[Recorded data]
·····

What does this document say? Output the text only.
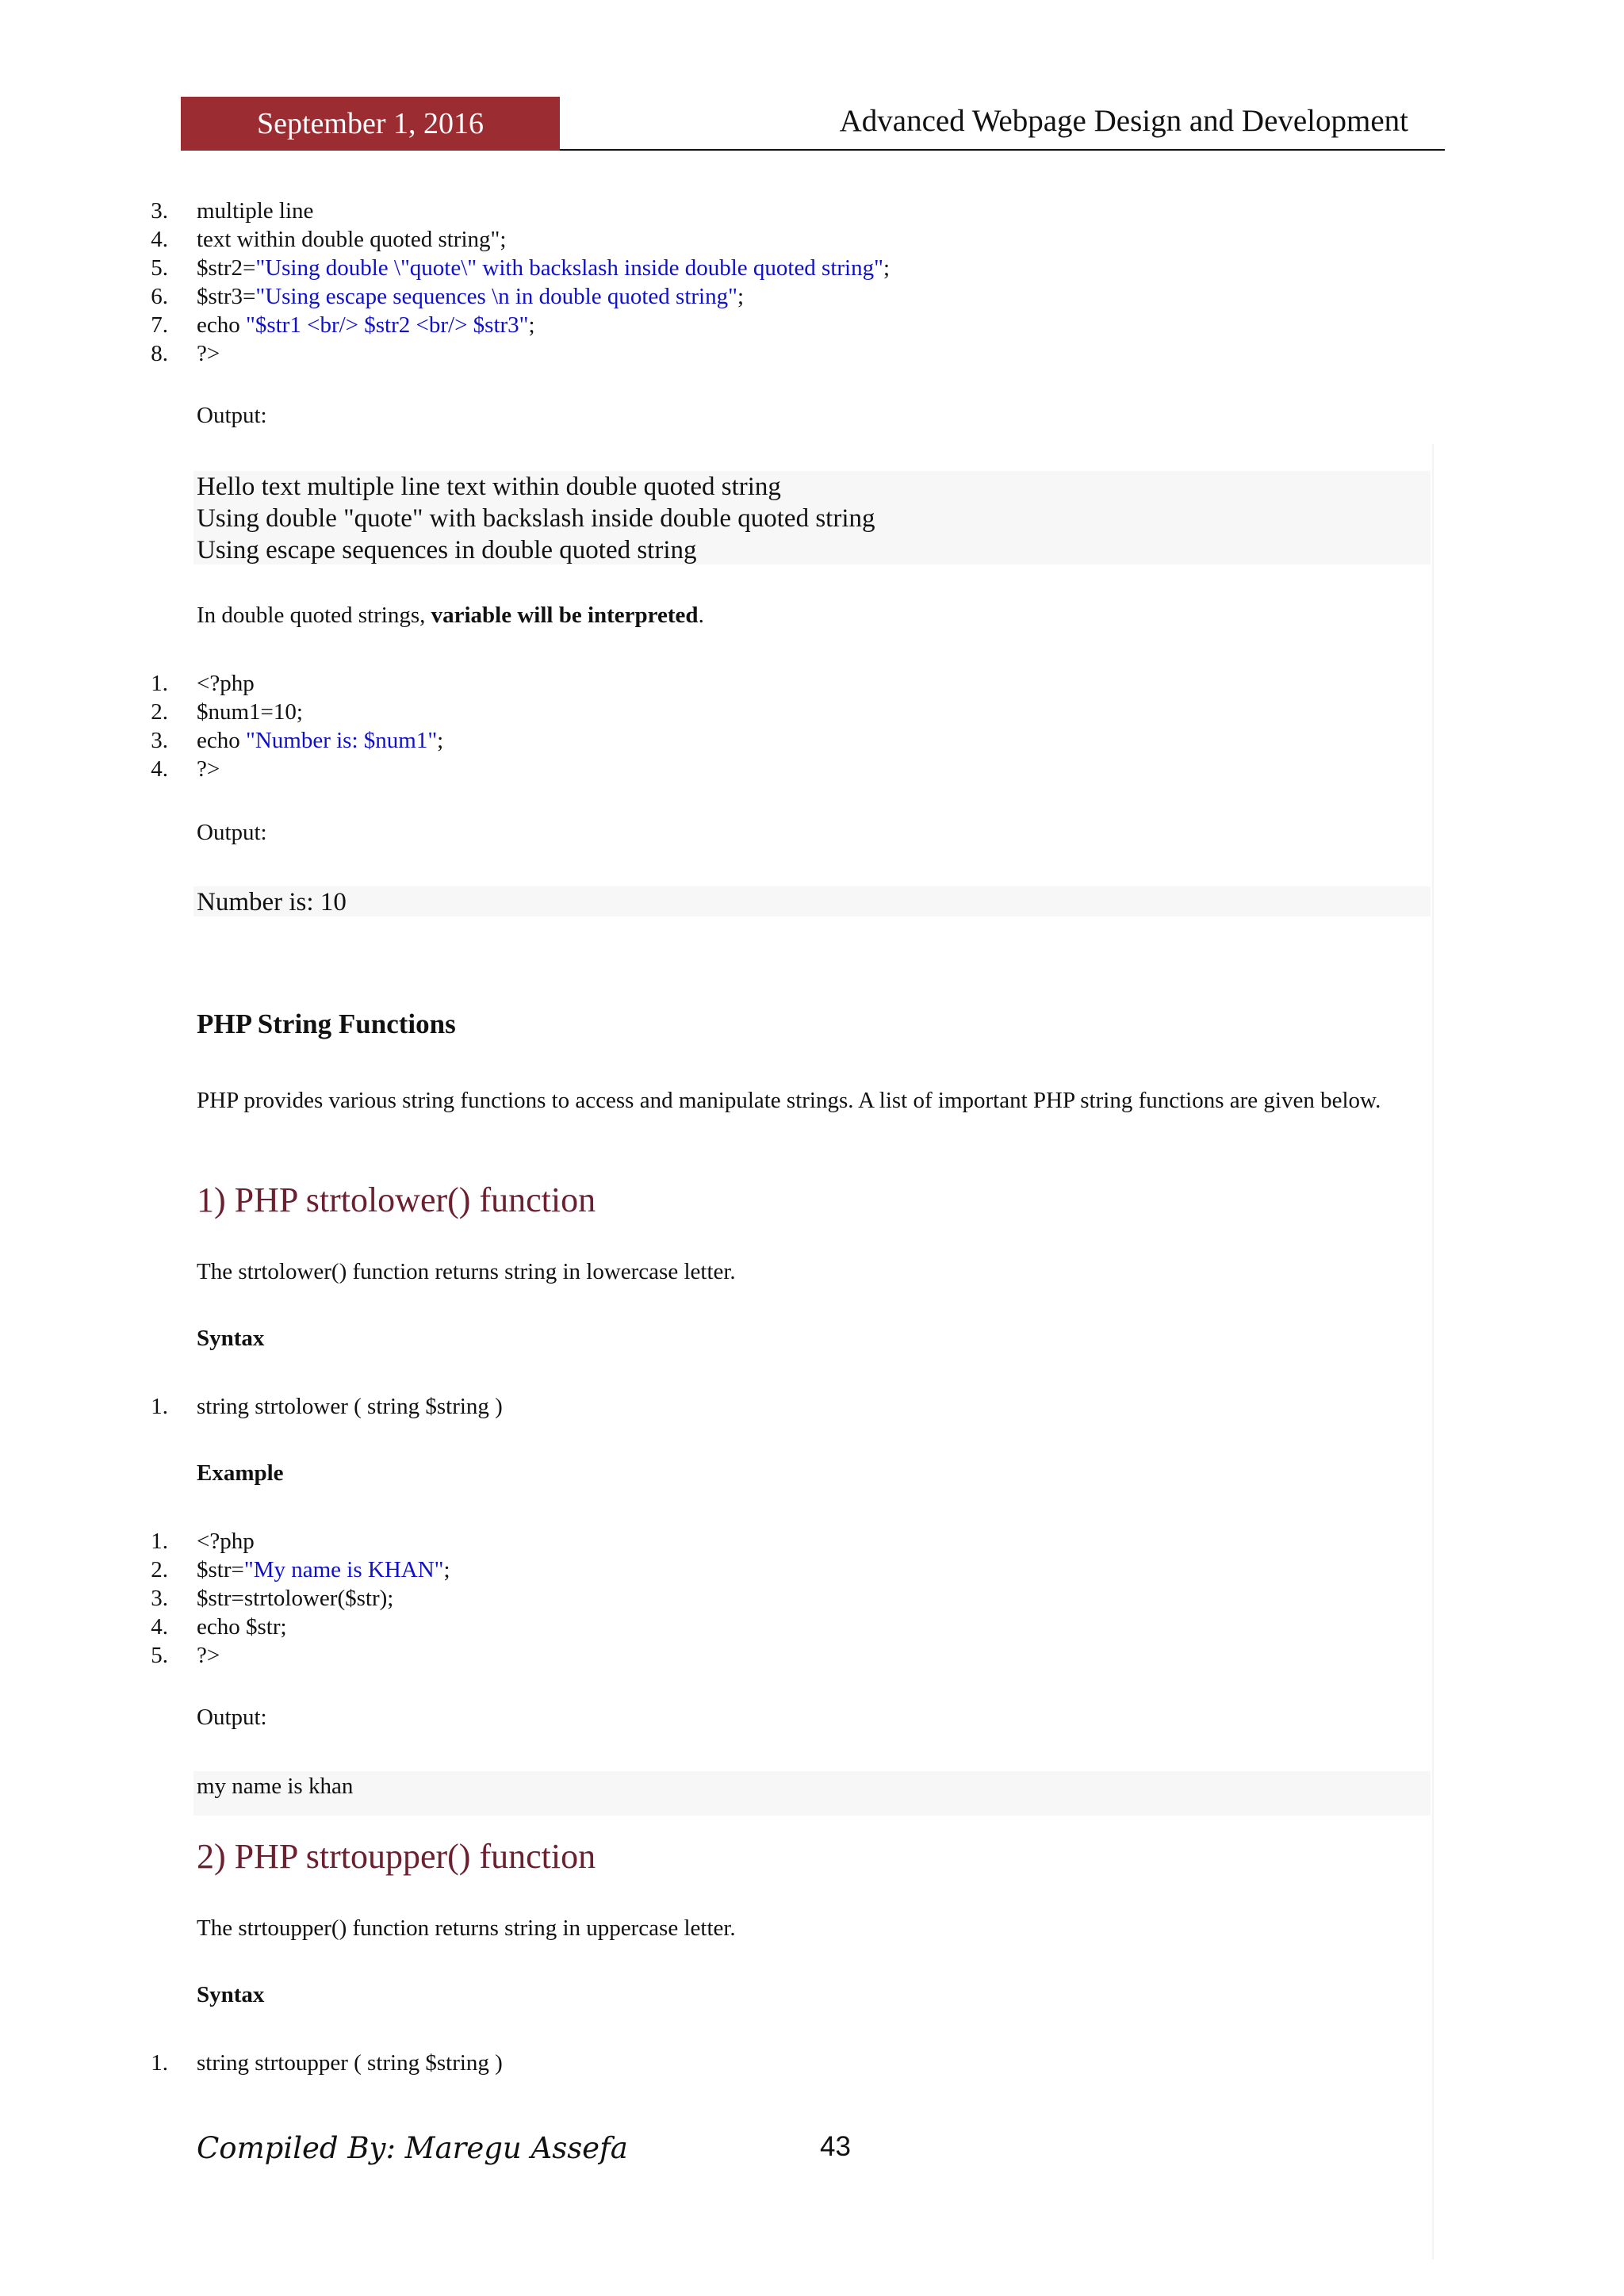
September 1, 2016	Advanced Webpage Design and Development
3. multiple line
4. text within double quoted string";
5. $str2="Using double \"quote\" with backslash inside double quoted string";
6. $str3="Using escape sequences \n in double quoted string";
7. echo "$str1 <br/> $str2 <br/> $str3";
8. ?>
Output:
Hello text multiple line text within double quoted string
Using double "quote" with backslash inside double quoted string
Using escape sequences in double quoted string
In double quoted strings, variable will be interpreted.
1. <?php
2. $num1=10;
3. echo "Number is: $num1";
4. ?>
Output:
Number is: 10
PHP String Functions
PHP provides various string functions to access and manipulate strings. A list of important PHP string functions are given below.
1) PHP strtolower() function
The strtolower() function returns string in lowercase letter.
Syntax
1. string strtolower ( string $string )
Example
1. <?php
2. $str="My name is KHAN";
3. $str=strtolower($str);
4. echo $str;
5. ?>
Output:
my name is khan
2) PHP strtoupper() function
The strtoupper() function returns string in uppercase letter.
Syntax
1. string strtoupper ( string $string )
Compiled By: Maregu Assefa	43
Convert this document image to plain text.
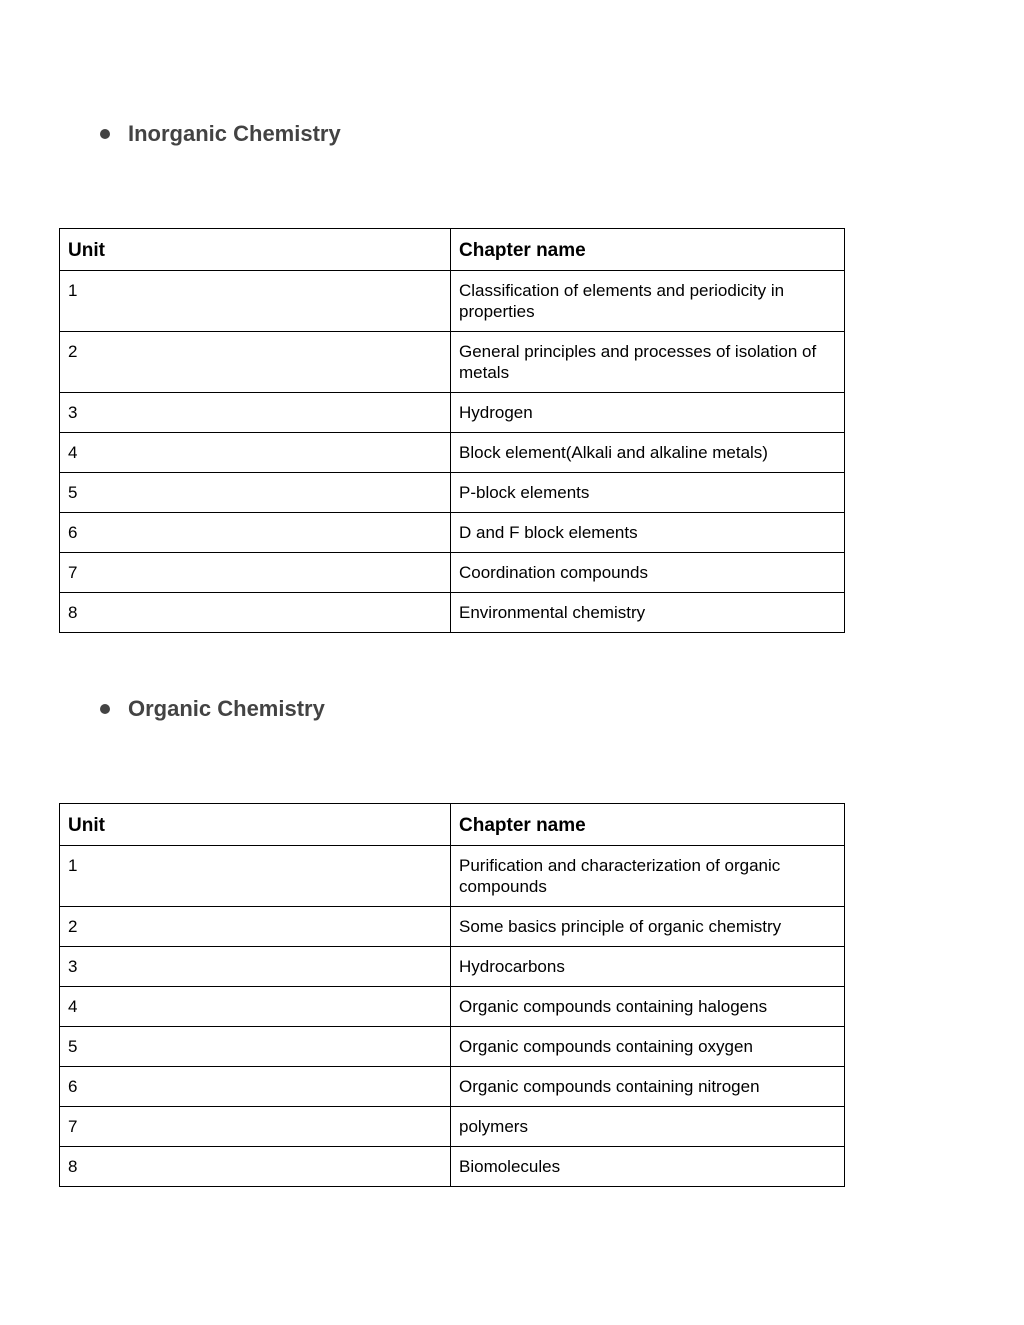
Inorganic Chemistry
Unit	Chapter name
1	Classification of elements and periodicity in properties
2	General principles and processes of isolation of metals
3	Hydrogen
4	Block element(Alkali and alkaline metals)
5	P-block elements
6	D and F block elements
7	Coordination compounds
8	Environmental chemistry
Organic Chemistry
Unit	Chapter name
1	Purification and characterization of organic compounds
2	Some basics principle of organic chemistry
3	Hydrocarbons
4	Organic compounds containing halogens
5	Organic compounds containing oxygen
6	Organic compounds containing nitrogen
7	polymers
8	Biomolecules
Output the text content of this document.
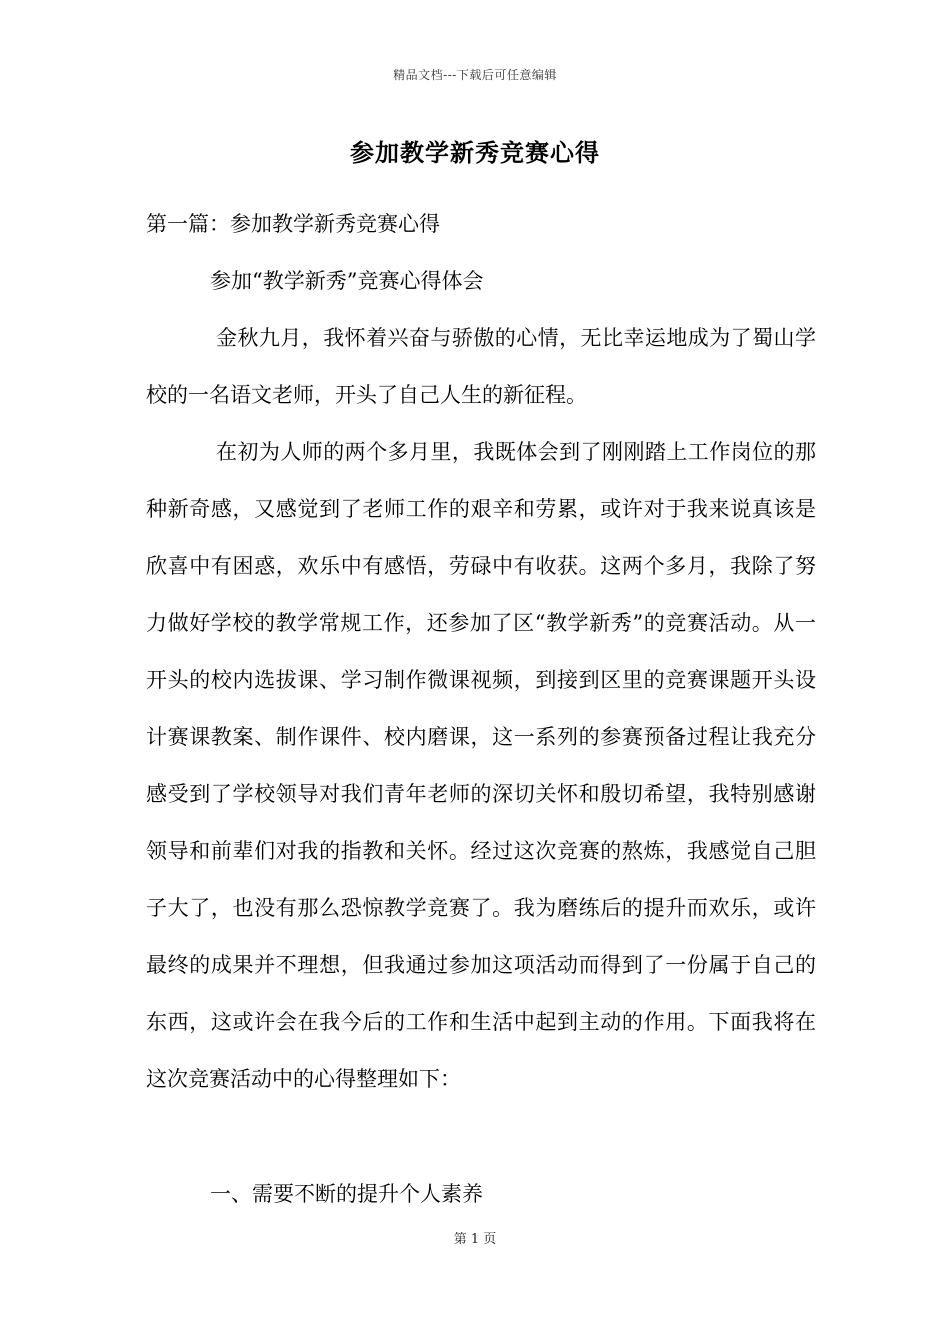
精品文档---下载后可任意编辑
参加教学新秀竞赛心得
第一篇：参加教学新秀竞赛心得
参加“教学新秀”竞赛心得体会
金秋九月，我怀着兴奋与骄傲的心情，无比幸运地成为了蜀山学校的一名语文老师，开头了自己人生的新征程。
在初为人师的两个多月里，我既体会到了刚刚踏上工作岗位的那种新奇感，又感觉到了老师工作的艰辛和劳累，或许对于我来说真该是欣喜中有困惑，欢乐中有感悟，劳碌中有收获。这两个多月，我除了努力做好学校的教学常规工作，还参加了区“教学新秀”的竞赛活动。从一开头的校内选拔课、学习制作微课视频，到接到区里的竞赛课题开头设计赛课教案、制作课件、校内磨课，这一系列的参赛预备过程让我充分感受到了学校领导对我们青年老师的深切关怀和殷切希望，我特别感谢领导和前辈们对我的指教和关怀。经过这次竞赛的熬炼，我感觉自己胆子大了，也没有那么恐惊教学竞赛了。我为磨练后的提升而欢乐，或许最终的成果并不理想，但我通过参加这项活动而得到了一份属于自己的东西，这或许会在我今后的工作和生活中起到主动的作用。下面我将在这次竞赛活动中的心得整理如下：
一、需要不断的提升个人素养
第 1 页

·····

* GIVEN TASK *
Show every line from the entries above in which "strings" appears.

* FULL ANSWER *
In double quoted strings, variable will be interpreted.
PHP provides various string functions to access and manipulate strings. A list of important PHP string functions are given below.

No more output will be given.